SUPPLIED TEXT →
┌────────
Merkin v. Connecticut Co.

228 A.2d 812, 27 Conn. Super. Ct. 55, 27 Conn. Supp. 55, 1966 Conn. Super. LEXIS 163
CourtConnecticut Superior Court
DecidedJune 14, 1966
DocketFile 145840
StatusPublished

This text of 228 A.2d 812 (Merkin v. Connecticut Co.) is published on Counsel Stack Legal Research, covering Connecticut Superior Court primary law. Counsel Stack provides free access to over 12 million legal documents including statutes, case law, regulations, and constitutions.

Bluebook
Merkin v. Connecticut Co., 228 A.2d 812, 27 Conn. Super. Ct. 55, 27 Conn. Supp. 55, 1966 Conn. Super. LEXIS 163 (Colo. Ct. App. 1966).

Opinion

Palmer, J.

This is an action, in its second count, to recover damages for personal injuries alleged to have been caused “by reason of mounds of uneven ice and hard-packed snow which made the . . . easterly side of Blue Hills Avenue defective, slippery and dangerous.” The action is predicated on what is now § 13a-149 of the General Statutes, which provides : “Any person injured in person or property by means of a defective road or bridge may recover damages from the party bound to keep it in repair

Blue Hills Avenue is a public highway in the defendant city. It appears, however, to be a fact that pursuant to provisions of the General Statutes the portion of Blue Hills Avenue here in question was taken into the state highway system effective on July 9, 1962, and further, that the state is responsible for snow removal from the pavement to or adjacent to the curb or shoulders, but not the *56 removal or carting of snow from the curb or shoulder areas.
└────────
THE PROBLEM →
Answer these questions from the case text:
(a) Which court decided the case, and on what date?
(b) Which section of the General Statutes is the action predicated on?
(c) On what date was the portion of Blue Hills Avenue in question taken into the state highway system?

LISTED ENTRIES →
┌────────
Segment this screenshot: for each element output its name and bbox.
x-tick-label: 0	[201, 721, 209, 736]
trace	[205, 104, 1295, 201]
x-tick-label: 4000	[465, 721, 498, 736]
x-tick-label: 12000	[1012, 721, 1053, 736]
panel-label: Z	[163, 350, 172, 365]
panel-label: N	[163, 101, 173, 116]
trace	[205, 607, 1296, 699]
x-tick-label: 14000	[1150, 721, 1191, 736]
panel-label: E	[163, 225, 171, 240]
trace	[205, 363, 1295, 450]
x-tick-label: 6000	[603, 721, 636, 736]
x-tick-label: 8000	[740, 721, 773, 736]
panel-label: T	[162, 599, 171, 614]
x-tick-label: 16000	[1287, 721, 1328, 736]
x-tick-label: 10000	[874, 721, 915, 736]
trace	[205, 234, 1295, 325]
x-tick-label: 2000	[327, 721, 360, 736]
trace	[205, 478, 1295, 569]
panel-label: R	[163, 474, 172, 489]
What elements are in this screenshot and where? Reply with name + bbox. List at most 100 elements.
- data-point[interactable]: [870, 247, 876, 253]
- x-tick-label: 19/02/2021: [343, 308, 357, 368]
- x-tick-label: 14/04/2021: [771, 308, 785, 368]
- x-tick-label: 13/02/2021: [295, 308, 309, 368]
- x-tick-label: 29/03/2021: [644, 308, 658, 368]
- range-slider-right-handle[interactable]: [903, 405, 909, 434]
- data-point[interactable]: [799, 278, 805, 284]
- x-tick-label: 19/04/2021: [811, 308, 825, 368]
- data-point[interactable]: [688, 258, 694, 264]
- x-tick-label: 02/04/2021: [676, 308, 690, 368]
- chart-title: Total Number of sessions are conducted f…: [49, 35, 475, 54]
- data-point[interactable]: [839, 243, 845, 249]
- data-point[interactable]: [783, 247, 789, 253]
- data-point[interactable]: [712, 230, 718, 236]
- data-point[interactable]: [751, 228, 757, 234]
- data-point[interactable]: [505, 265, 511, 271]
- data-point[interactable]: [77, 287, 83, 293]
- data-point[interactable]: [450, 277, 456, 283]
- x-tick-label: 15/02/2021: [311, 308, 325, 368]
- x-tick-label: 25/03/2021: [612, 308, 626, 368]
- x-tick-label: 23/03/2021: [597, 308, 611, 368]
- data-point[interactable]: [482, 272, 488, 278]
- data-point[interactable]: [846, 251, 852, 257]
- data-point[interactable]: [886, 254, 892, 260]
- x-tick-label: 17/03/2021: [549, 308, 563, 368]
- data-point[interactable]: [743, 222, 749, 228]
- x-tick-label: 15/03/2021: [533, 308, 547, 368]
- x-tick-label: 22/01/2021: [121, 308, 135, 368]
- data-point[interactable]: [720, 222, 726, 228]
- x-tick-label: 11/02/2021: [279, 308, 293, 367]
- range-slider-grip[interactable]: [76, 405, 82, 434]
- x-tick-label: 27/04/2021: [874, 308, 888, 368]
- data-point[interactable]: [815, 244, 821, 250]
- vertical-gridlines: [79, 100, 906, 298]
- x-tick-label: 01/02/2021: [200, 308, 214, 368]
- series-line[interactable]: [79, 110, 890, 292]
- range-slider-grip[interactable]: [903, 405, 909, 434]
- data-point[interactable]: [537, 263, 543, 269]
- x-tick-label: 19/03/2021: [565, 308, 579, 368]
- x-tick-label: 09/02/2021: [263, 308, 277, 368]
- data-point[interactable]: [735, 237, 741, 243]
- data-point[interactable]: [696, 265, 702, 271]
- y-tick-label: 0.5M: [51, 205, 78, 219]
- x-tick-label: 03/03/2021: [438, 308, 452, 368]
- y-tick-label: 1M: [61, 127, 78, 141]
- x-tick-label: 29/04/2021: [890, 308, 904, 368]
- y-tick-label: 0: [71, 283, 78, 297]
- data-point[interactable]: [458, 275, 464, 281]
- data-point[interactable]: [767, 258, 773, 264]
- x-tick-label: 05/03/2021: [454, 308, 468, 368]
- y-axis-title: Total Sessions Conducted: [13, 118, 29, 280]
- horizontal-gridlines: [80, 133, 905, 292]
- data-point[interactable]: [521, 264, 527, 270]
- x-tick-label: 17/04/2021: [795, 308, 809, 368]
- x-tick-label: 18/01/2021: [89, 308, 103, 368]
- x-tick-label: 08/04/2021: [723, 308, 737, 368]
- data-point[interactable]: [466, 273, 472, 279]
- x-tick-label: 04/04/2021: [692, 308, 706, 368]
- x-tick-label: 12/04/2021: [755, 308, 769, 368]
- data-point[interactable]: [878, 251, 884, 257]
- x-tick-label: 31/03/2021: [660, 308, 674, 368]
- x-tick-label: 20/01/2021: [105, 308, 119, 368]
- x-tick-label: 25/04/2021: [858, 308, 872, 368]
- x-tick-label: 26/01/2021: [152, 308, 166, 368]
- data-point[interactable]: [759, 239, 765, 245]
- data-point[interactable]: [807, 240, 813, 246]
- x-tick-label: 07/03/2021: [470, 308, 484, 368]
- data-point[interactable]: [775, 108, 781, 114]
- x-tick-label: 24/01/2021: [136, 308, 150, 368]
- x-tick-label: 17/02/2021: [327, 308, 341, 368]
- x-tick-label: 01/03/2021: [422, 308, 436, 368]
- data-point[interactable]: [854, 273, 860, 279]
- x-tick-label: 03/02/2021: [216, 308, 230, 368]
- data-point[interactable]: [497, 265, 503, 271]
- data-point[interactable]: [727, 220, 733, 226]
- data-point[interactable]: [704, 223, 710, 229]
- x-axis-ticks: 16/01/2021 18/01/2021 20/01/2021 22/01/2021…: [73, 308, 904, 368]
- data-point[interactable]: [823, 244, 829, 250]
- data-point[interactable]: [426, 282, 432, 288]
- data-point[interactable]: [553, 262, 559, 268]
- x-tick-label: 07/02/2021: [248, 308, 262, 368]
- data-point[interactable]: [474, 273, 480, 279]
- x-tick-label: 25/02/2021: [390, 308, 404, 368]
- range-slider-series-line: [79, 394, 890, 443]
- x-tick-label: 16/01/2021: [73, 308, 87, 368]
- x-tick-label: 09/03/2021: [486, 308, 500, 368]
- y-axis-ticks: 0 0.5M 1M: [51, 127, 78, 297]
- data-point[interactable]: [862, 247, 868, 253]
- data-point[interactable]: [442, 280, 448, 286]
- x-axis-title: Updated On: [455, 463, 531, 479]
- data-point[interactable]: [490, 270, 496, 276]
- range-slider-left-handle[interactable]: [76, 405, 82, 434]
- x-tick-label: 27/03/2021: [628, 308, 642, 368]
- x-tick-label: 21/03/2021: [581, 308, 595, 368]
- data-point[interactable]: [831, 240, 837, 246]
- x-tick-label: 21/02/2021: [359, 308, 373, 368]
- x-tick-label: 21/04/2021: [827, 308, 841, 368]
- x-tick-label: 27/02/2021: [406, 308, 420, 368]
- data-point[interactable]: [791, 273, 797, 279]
└────────
OUTPUT BELOW →
(a) Connecticut Superior Court, June 14, 1966
(b) § 13a-149
(c) July 9, 1962